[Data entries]
○ ○ ○ ○ ○ ○ ○

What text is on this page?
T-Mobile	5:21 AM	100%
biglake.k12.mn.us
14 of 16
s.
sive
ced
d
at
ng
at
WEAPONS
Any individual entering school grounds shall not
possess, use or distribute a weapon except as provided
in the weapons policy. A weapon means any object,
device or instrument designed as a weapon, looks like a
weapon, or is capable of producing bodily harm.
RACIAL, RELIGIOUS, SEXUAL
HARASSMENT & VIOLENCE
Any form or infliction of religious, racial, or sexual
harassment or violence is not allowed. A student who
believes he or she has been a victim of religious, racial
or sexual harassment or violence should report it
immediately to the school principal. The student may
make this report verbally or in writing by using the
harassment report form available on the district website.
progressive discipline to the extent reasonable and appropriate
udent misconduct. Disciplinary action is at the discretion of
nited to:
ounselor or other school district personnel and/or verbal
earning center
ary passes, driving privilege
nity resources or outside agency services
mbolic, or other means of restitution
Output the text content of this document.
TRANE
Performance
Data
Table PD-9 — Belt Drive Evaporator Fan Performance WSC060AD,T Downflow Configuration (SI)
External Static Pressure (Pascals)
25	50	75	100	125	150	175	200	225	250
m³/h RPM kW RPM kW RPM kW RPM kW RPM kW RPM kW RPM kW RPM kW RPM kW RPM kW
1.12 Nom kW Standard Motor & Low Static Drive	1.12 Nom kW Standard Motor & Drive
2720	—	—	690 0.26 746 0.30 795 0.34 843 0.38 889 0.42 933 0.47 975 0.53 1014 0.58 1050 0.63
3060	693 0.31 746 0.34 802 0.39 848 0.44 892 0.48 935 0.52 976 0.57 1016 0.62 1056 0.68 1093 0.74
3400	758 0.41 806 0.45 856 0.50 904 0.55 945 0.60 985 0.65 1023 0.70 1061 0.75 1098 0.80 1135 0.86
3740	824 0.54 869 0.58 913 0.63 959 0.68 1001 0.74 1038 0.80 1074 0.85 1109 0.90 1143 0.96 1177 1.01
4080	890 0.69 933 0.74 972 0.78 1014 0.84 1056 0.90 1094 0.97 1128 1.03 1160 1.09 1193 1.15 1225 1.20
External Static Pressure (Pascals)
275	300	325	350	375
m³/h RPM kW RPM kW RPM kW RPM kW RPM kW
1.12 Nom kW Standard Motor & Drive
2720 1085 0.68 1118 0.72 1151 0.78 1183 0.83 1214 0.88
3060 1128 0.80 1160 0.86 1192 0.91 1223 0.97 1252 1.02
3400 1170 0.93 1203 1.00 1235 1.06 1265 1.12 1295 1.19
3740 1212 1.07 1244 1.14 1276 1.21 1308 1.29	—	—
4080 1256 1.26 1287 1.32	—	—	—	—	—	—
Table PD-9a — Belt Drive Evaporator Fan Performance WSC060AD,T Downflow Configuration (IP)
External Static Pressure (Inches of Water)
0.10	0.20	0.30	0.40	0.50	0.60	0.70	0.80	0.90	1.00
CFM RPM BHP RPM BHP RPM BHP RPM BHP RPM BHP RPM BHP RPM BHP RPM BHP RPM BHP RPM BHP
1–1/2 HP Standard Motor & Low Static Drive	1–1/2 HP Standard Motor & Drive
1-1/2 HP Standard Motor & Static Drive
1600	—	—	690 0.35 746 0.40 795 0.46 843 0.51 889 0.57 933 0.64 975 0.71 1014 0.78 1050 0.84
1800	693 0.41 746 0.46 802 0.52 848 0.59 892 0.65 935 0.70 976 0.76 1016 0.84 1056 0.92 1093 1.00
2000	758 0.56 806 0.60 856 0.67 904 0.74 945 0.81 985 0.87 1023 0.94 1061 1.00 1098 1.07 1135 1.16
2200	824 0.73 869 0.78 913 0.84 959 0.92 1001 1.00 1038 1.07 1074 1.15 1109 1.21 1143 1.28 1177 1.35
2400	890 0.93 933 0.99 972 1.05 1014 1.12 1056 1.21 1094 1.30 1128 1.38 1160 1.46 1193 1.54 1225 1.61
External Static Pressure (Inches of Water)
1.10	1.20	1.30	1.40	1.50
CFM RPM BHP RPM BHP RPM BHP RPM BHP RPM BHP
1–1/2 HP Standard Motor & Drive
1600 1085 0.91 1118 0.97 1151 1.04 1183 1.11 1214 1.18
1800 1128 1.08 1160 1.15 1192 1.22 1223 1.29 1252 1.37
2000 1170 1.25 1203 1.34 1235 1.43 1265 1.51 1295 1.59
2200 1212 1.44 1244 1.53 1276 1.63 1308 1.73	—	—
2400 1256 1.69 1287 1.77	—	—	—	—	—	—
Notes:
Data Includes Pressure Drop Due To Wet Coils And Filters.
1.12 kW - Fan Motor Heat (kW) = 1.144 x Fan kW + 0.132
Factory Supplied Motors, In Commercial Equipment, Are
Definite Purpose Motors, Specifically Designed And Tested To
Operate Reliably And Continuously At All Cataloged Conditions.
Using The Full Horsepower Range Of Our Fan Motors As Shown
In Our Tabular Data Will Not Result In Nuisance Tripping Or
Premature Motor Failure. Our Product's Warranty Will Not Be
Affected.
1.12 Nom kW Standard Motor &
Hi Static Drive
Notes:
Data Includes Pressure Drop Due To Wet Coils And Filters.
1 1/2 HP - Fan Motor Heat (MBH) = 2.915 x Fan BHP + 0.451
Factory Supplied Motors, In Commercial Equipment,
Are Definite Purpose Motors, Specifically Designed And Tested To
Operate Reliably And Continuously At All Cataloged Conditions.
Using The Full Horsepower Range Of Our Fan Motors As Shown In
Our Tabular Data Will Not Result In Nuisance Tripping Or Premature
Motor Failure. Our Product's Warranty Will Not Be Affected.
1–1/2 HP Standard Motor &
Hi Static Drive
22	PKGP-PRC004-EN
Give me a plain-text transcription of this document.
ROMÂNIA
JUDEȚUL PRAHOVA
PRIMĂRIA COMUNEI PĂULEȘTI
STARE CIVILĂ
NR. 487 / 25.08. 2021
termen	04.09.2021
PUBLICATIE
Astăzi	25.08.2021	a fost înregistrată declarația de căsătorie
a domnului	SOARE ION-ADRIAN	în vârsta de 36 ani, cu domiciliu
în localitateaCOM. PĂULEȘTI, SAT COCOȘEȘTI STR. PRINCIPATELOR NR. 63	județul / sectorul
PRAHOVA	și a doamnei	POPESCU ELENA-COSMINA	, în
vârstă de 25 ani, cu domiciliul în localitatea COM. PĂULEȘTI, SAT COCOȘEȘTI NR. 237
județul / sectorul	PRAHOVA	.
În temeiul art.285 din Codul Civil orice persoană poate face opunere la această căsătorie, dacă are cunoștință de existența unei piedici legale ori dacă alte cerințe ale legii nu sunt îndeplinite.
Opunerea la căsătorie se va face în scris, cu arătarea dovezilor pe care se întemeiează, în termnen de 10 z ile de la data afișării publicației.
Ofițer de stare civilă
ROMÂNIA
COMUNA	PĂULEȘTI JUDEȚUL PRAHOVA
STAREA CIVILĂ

○ ○ ○ ○ ○ ○ ○

Your instructions:
Print the listing above in full, exactly as it is.

Response to the exercise:
What text is on this page?
T-Mobile	5:21 AM	100%
biglake.k12.mn.us
14 of 16
s.
sive
ced
d
at
ng
at
WEAPONS
Any individual entering school grounds shall not
possess, use or distribute a weapon except as provided
in the weapons policy. A weapon means any object,
device or instrument designed as a weapon, looks like a
weapon, or is capable of producing bodily harm.
RACIAL, RELIGIOUS, SEXUAL
HARASSMENT & VIOLENCE
Any form or infliction of religious, racial, or sexual
harassment or violence is not allowed. A student who
believes he or she has been a victim of religious, racial
or sexual harassment or violence should report it
immediately to the school principal. The student may
make this report verbally or in writing by using the
harassment report form available on the district website.
progressive discipline to the extent reasonable and appropriate
udent misconduct. Disciplinary action is at the discretion of
nited to:
ounselor or other school district personnel and/or verbal
earning center
ary passes, driving privilege
nity resources or outside agency services
mbolic, or other means of restitution
Output the text content of this document.
TRANE
Performance
Data
Table PD-9 — Belt Drive Evaporator Fan Performance WSC060AD,T Downflow Configuration (SI)
External Static Pressure (Pascals)
25	50	75	100	125	150	175	200	225	250
m³/h RPM kW RPM kW RPM kW RPM kW RPM kW RPM kW RPM kW RPM kW RPM kW RPM kW
1.12 Nom kW Standard Motor & Low Static Drive	1.12 Nom kW Standard Motor & Drive
2720	—	—	690 0.26 746 0.30 795 0.34 843 0.38 889 0.42 933 0.47 975 0.53 1014 0.58 1050 0.63
3060	693 0.31 746 0.34 802 0.39 848 0.44 892 0.48 935 0.52 976 0.57 1016 0.62 1056 0.68 1093 0.74
3400	758 0.41 806 0.45 856 0.50 904 0.55 945 0.60 985 0.65 1023 0.70 1061 0.75 1098 0.80 1135 0.86
3740	824 0.54 869 0.58 913 0.63 959 0.68 1001 0.74 1038 0.80 1074 0.85 1109 0.90 1143 0.96 1177 1.01
4080	890 0.69 933 0.74 972 0.78 1014 0.84 1056 0.90 1094 0.97 1128 1.03 1160 1.09 1193 1.15 1225 1.20
External Static Pressure (Pascals)
275	300	325	350	375
m³/h RPM kW RPM kW RPM kW RPM kW RPM kW
1.12 Nom kW Standard Motor & Drive
2720 1085 0.68 1118 0.72 1151 0.78 1183 0.83 1214 0.88
3060 1128 0.80 1160 0.86 1192 0.91 1223 0.97 1252 1.02
3400 1170 0.93 1203 1.00 1235 1.06 1265 1.12 1295 1.19
3740 1212 1.07 1244 1.14 1276 1.21 1308 1.29	—	—
4080 1256 1.26 1287 1.32	—	—	—	—	—	—
Table PD-9a — Belt Drive Evaporator Fan Performance WSC060AD,T Downflow Configuration (IP)
External Static Pressure (Inches of Water)
0.10	0.20	0.30	0.40	0.50	0.60	0.70	0.80	0.90	1.00
CFM RPM BHP RPM BHP RPM BHP RPM BHP RPM BHP RPM BHP RPM BHP RPM BHP RPM BHP RPM BHP
1–1/2 HP Standard Motor & Low Static Drive	1–1/2 HP Standard Motor & Drive
1-1/2 HP Standard Motor & Static Drive
1600	—	—	690 0.35 746 0.40 795 0.46 843 0.51 889 0.57 933 0.64 975 0.71 1014 0.78 1050 0.84
1800	693 0.41 746 0.46 802 0.52 848 0.59 892 0.65 935 0.70 976 0.76 1016 0.84 1056 0.92 1093 1.00
2000	758 0.56 806 0.60 856 0.67 904 0.74 945 0.81 985 0.87 1023 0.94 1061 1.00 1098 1.07 1135 1.16
2200	824 0.73 869 0.78 913 0.84 959 0.92 1001 1.00 1038 1.07 1074 1.15 1109 1.21 1143 1.28 1177 1.35
2400	890 0.93 933 0.99 972 1.05 1014 1.12 1056 1.21 1094 1.30 1128 1.38 1160 1.46 1193 1.54 1225 1.61
External Static Pressure (Inches of Water)
1.10	1.20	1.30	1.40	1.50
CFM RPM BHP RPM BHP RPM BHP RPM BHP RPM BHP
1–1/2 HP Standard Motor & Drive
1600 1085 0.91 1118 0.97 1151 1.04 1183 1.11 1214 1.18
1800 1128 1.08 1160 1.15 1192 1.22 1223 1.29 1252 1.37
2000 1170 1.25 1203 1.34 1235 1.43 1265 1.51 1295 1.59
2200 1212 1.44 1244 1.53 1276 1.63 1308 1.73	—	—
2400 1256 1.69 1287 1.77	—	—	—	—	—	—
Notes:
Data Includes Pressure Drop Due To Wet Coils And Filters.
1.12 kW - Fan Motor Heat (kW) = 1.144 x Fan kW + 0.132
Factory Supplied Motors, In Commercial Equipment, Are
Definite Purpose Motors, Specifically Designed And Tested To
Operate Reliably And Continuously At All Cataloged Conditions.
Using The Full Horsepower Range Of Our Fan Motors As Shown
In Our Tabular Data Will Not Result In Nuisance Tripping Or
Premature Motor Failure. Our Product's Warranty Will Not Be
Affected.
1.12 Nom kW Standard Motor &
Hi Static Drive
Notes:
Data Includes Pressure Drop Due To Wet Coils And Filters.
1 1/2 HP - Fan Motor Heat (MBH) = 2.915 x Fan BHP + 0.451
Factory Supplied Motors, In Commercial Equipment,
Are Definite Purpose Motors, Specifically Designed And Tested To
Operate Reliably And Continuously At All Cataloged Conditions.
Using The Full Horsepower Range Of Our Fan Motors As Shown In
Our Tabular Data Will Not Result In Nuisance Tripping Or Premature
Motor Failure. Our Product's Warranty Will Not Be Affected.
1–1/2 HP Standard Motor &
Hi Static Drive
22	PKGP-PRC004-EN
Give me a plain-text transcription of this document.
ROMÂNIA
JUDEȚUL PRAHOVA
PRIMĂRIA COMUNEI PĂULEȘTI
STARE CIVILĂ
NR. 487 / 25.08. 2021
termen	04.09.2021
PUBLICATIE
Astăzi	25.08.2021	a fost înregistrată declarația de căsătorie
a domnului	SOARE ION-ADRIAN	în vârsta de 36 ani, cu domiciliu
în localitateaCOM. PĂULEȘTI, SAT COCOȘEȘTI STR. PRINCIPATELOR NR. 63	județul / sectorul
PRAHOVA	și a doamnei	POPESCU ELENA-COSMINA	, în
vârstă de 25 ani, cu domiciliul în localitatea COM. PĂULEȘTI, SAT COCOȘEȘTI NR. 237
județul / sectorul	PRAHOVA	.
În temeiul art.285 din Codul Civil orice persoană poate face opunere la această căsătorie, dacă are cunoștință de existența unei piedici legale ori dacă alte cerințe ale legii nu sunt îndeplinite.
Opunerea la căsătorie se va face în scris, cu arătarea dovezilor pe care se întemeiează, în termnen de 10 z ile de la data afișării publicației.
Ofițer de stare civilă
ROMÂNIA
COMUNA	PĂULEȘTI JUDEȚUL PRAHOVA
STAREA CIVILĂ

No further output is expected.